Find every line in the records that holds the string "this". Copy each one.

* start Records *

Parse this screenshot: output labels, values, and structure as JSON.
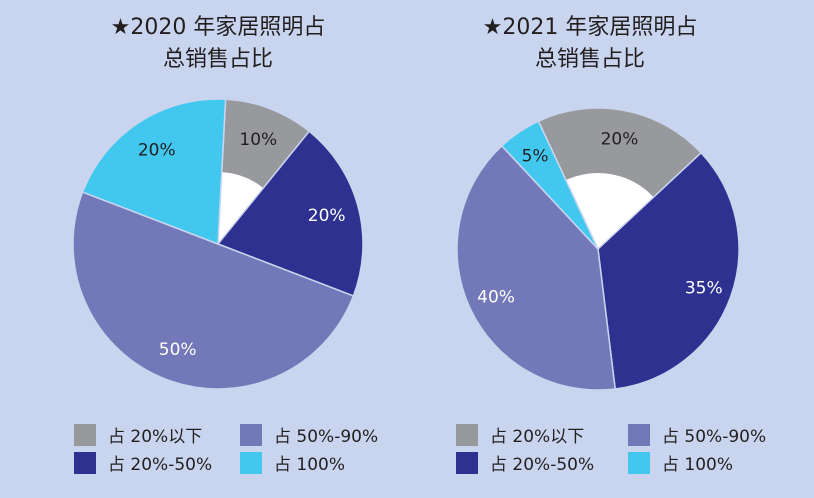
{
  "chart_data": [
    {
      "type": "pie",
      "donut": true,
      "title": "★2020 年家居照明占总销售占比",
      "title_lines": [
        "★2020 年家居照明占",
        "总销售占比"
      ],
      "slices": [
        {
          "category": "占 20%以下",
          "value": 10,
          "label": "10%"
        },
        {
          "category": "占 20%-50%",
          "value": 20,
          "label": "20%"
        },
        {
          "category": "占 50%-90%",
          "value": 50,
          "label": "50%"
        },
        {
          "category": "占 100%",
          "value": 20,
          "label": "20%"
        }
      ],
      "legend_placement": "bottom"
    },
    {
      "type": "pie",
      "donut": true,
      "title": "★2021 年家居照明占总销售占比",
      "title_lines": [
        "★2021 年家居照明占",
        "总销售占比"
      ],
      "slices": [
        {
          "category": "占 20%以下",
          "value": 20,
          "label": "20%"
        },
        {
          "category": "占 20%-50%",
          "value": 35,
          "label": "35%"
        },
        {
          "category": "占 50%-90%",
          "value": 40,
          "label": "40%"
        },
        {
          "category": "占 100%",
          "value": 5,
          "label": "5%"
        }
      ],
      "legend_placement": "bottom"
    }
  ],
  "legend": [
    {
      "label": "占 20%以下",
      "color": "#97999d"
    },
    {
      "label": "占 50%-90%",
      "color": "#7378b8"
    },
    {
      "label": "占 20%-50%",
      "color": "#2e3190"
    },
    {
      "label": "占 100%",
      "color": "#42c8ef"
    }
  ],
  "colors": {
    "占 20%以下": "#97999d",
    "占 20%-50%": "#2e3190",
    "占 50%-90%": "#7378b8",
    "占 100%": "#42c8ef",
    "background": "#c9d5ee"
  }
}
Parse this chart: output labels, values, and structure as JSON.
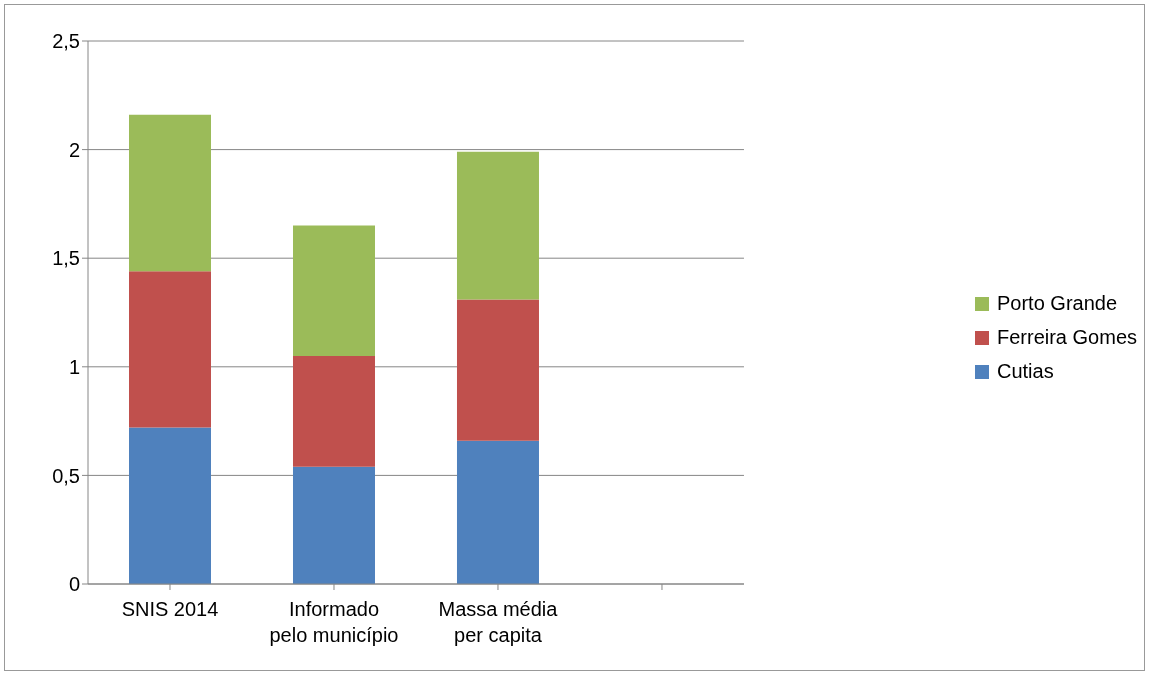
{
  "chart_data": {
    "type": "bar",
    "stacked": true,
    "categories": [
      "SNIS 2014",
      "Informado pelo município",
      "Massa média per capita",
      null
    ],
    "series": [
      {
        "name": "Cutias",
        "color": "#4f81bd",
        "values": [
          0.72,
          0.54,
          0.66,
          null
        ]
      },
      {
        "name": "Ferreira Gomes",
        "color": "#c0504d",
        "values": [
          0.72,
          0.51,
          0.65,
          null
        ]
      },
      {
        "name": "Porto Grande",
        "color": "#9bbb59",
        "values": [
          0.72,
          0.6,
          0.68,
          null
        ]
      }
    ],
    "ylim": [
      0,
      2.5
    ],
    "yticks": [
      0,
      {
        "value": 0.5,
        "label": "0,5"
      },
      1,
      {
        "value": 1.5,
        "label": "1,5"
      },
      2,
      {
        "value": 2.5,
        "label": "2,5"
      }
    ],
    "grid": "y",
    "legend": "right"
  }
}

* end Records *

(Correct response):
Parse this screenshot: output labels, values, and structure as JSON.
Parse this chart: output labels, values, and structure as JSON.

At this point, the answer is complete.